**Problem to work on**
Copy each line below exactly and leave the pictures out.

------ Given records

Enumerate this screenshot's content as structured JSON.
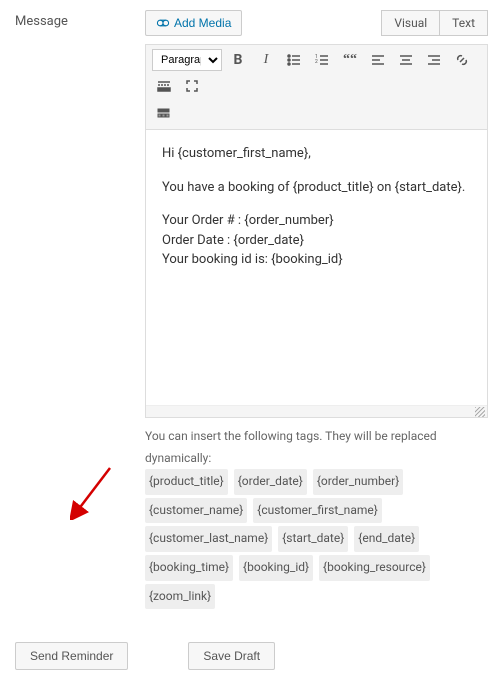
{
  "label": "Message",
  "addMedia": "Add Media",
  "tabs": {
    "visual": "Visual",
    "text": "Text"
  },
  "toolbar": {
    "format": "Paragraph"
  },
  "content": {
    "p1": "Hi {customer_first_name},",
    "p2": "You have a booking of {product_title} on {start_date}.",
    "p3l1": "Your Order # : {order_number}",
    "p3l2": "Order Date : {order_date}",
    "p3l3": "Your booking id is: {booking_id}"
  },
  "hint": {
    "intro": "You can insert the following tags. They will be replaced dynamically:",
    "tags": [
      "{product_title}",
      "{order_date}",
      "{order_number}",
      "{customer_name}",
      "{customer_first_name}",
      "{customer_last_name}",
      "{start_date}",
      "{end_date}",
      "{booking_time}",
      "{booking_id}",
      "{booking_resource}",
      "{zoom_link}"
    ]
  },
  "buttons": {
    "send": "Send Reminder",
    "draft": "Save Draft"
  }
}
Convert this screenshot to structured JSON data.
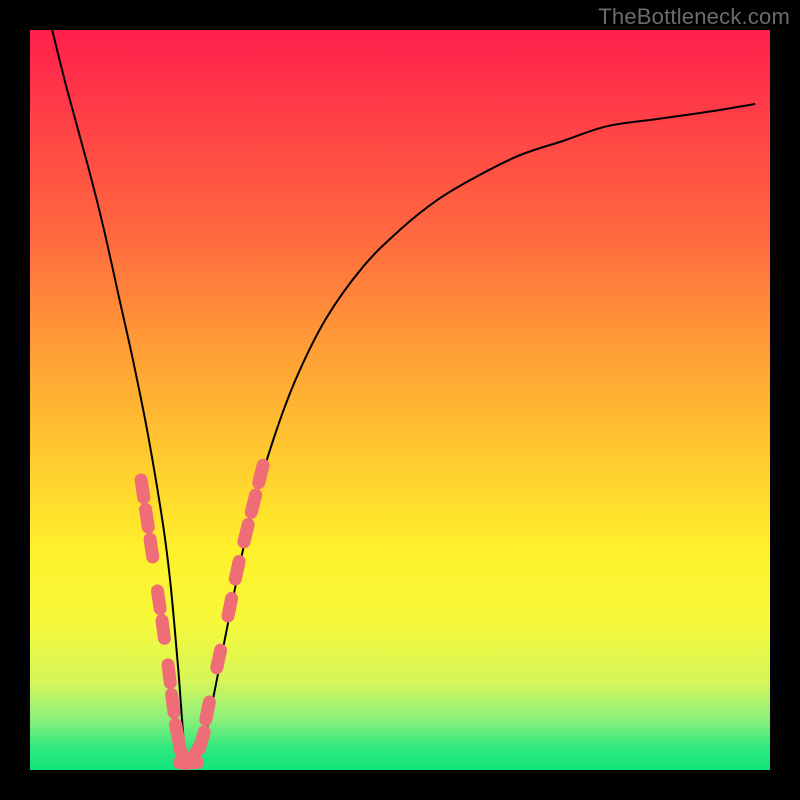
{
  "watermark": "TheBottleneck.com",
  "colors": {
    "frame": "#000000",
    "gradient_top": "#ff1f4c",
    "gradient_mid1": "#ff9a36",
    "gradient_mid2": "#fff02b",
    "gradient_bottom": "#11e57a",
    "curve": "#000000",
    "dots": "#ee6d77"
  },
  "chart_data": {
    "type": "line",
    "title": "",
    "xlabel": "",
    "ylabel": "",
    "xlim": [
      0,
      100
    ],
    "ylim": [
      0,
      100
    ],
    "grid": false,
    "legend": false,
    "series": [
      {
        "name": "curve",
        "x": [
          3,
          5,
          8,
          10,
          12,
          14,
          16,
          18,
          19,
          20,
          21,
          22,
          23,
          24,
          26,
          28,
          30,
          33,
          36,
          40,
          45,
          50,
          55,
          60,
          66,
          72,
          78,
          85,
          92,
          98
        ],
        "y": [
          100,
          92,
          81,
          73,
          64,
          55,
          45,
          33,
          25,
          14,
          2,
          1,
          2,
          6,
          16,
          26,
          35,
          45,
          53,
          61,
          68,
          73,
          77,
          80,
          83,
          85,
          87,
          88,
          89,
          90
        ]
      }
    ],
    "points": [
      {
        "name": "p1",
        "x": 15.2,
        "y": 38
      },
      {
        "name": "p2",
        "x": 15.8,
        "y": 34
      },
      {
        "name": "p3",
        "x": 16.4,
        "y": 30
      },
      {
        "name": "p4",
        "x": 17.4,
        "y": 23
      },
      {
        "name": "p5",
        "x": 18.0,
        "y": 19
      },
      {
        "name": "p6",
        "x": 18.8,
        "y": 13
      },
      {
        "name": "p7",
        "x": 19.3,
        "y": 9
      },
      {
        "name": "p8",
        "x": 19.9,
        "y": 5
      },
      {
        "name": "p9",
        "x": 20.6,
        "y": 2
      },
      {
        "name": "p10",
        "x": 21.4,
        "y": 1
      },
      {
        "name": "p11",
        "x": 22.2,
        "y": 2
      },
      {
        "name": "p12",
        "x": 23.2,
        "y": 4
      },
      {
        "name": "p13",
        "x": 24.0,
        "y": 8
      },
      {
        "name": "p14",
        "x": 25.5,
        "y": 15
      },
      {
        "name": "p15",
        "x": 27.0,
        "y": 22
      },
      {
        "name": "p16",
        "x": 28.0,
        "y": 27
      },
      {
        "name": "p17",
        "x": 29.2,
        "y": 32
      },
      {
        "name": "p18",
        "x": 30.2,
        "y": 36
      },
      {
        "name": "p19",
        "x": 31.2,
        "y": 40
      }
    ]
  }
}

------------

**Completed task**
Enumerate this screenshot's content as structured JSON.
{
  "label": "Message",
  "addMedia": "Add Media",
  "tabs": {
    "visual": "Visual",
    "text": "Text"
  },
  "toolbar": {
    "format": "Paragraph"
  },
  "content": {
    "p1": "Hi {customer_first_name},",
    "p2": "You have a booking of {product_title} on {start_date}.",
    "p3l1": "Your Order # : {order_number}",
    "p3l2": "Order Date : {order_date}",
    "p3l3": "Your booking id is: {booking_id}"
  },
  "hint": {
    "intro": "You can insert the following tags. They will be replaced dynamically:",
    "tags": [
      "{product_title}",
      "{order_date}",
      "{order_number}",
      "{customer_name}",
      "{customer_first_name}",
      "{customer_last_name}",
      "{start_date}",
      "{end_date}",
      "{booking_time}",
      "{booking_id}",
      "{booking_resource}",
      "{zoom_link}"
    ]
  },
  "buttons": {
    "send": "Send Reminder",
    "draft": "Save Draft"
  }
}
Convert this screenshot to structured JSON data.
{
  "watermark": "TheBottleneck.com",
  "colors": {
    "frame": "#000000",
    "gradient_top": "#ff1f4c",
    "gradient_mid1": "#ff9a36",
    "gradient_mid2": "#fff02b",
    "gradient_bottom": "#11e57a",
    "curve": "#000000",
    "dots": "#ee6d77"
  },
  "chart_data": {
    "type": "line",
    "title": "",
    "xlabel": "",
    "ylabel": "",
    "xlim": [
      0,
      100
    ],
    "ylim": [
      0,
      100
    ],
    "grid": false,
    "legend": false,
    "series": [
      {
        "name": "curve",
        "x": [
          3,
          5,
          8,
          10,
          12,
          14,
          16,
          18,
          19,
          20,
          21,
          22,
          23,
          24,
          26,
          28,
          30,
          33,
          36,
          40,
          45,
          50,
          55,
          60,
          66,
          72,
          78,
          85,
          92,
          98
        ],
        "y": [
          100,
          92,
          81,
          73,
          64,
          55,
          45,
          33,
          25,
          14,
          2,
          1,
          2,
          6,
          16,
          26,
          35,
          45,
          53,
          61,
          68,
          73,
          77,
          80,
          83,
          85,
          87,
          88,
          89,
          90
        ]
      }
    ],
    "points": [
      {
        "name": "p1",
        "x": 15.2,
        "y": 38
      },
      {
        "name": "p2",
        "x": 15.8,
        "y": 34
      },
      {
        "name": "p3",
        "x": 16.4,
        "y": 30
      },
      {
        "name": "p4",
        "x": 17.4,
        "y": 23
      },
      {
        "name": "p5",
        "x": 18.0,
        "y": 19
      },
      {
        "name": "p6",
        "x": 18.8,
        "y": 13
      },
      {
        "name": "p7",
        "x": 19.3,
        "y": 9
      },
      {
        "name": "p8",
        "x": 19.9,
        "y": 5
      },
      {
        "name": "p9",
        "x": 20.6,
        "y": 2
      },
      {
        "name": "p10",
        "x": 21.4,
        "y": 1
      },
      {
        "name": "p11",
        "x": 22.2,
        "y": 2
      },
      {
        "name": "p12",
        "x": 23.2,
        "y": 4
      },
      {
        "name": "p13",
        "x": 24.0,
        "y": 8
      },
      {
        "name": "p14",
        "x": 25.5,
        "y": 15
      },
      {
        "name": "p15",
        "x": 27.0,
        "y": 22
      },
      {
        "name": "p16",
        "x": 28.0,
        "y": 27
      },
      {
        "name": "p17",
        "x": 29.2,
        "y": 32
      },
      {
        "name": "p18",
        "x": 30.2,
        "y": 36
      },
      {
        "name": "p19",
        "x": 31.2,
        "y": 40
      }
    ]
  }
}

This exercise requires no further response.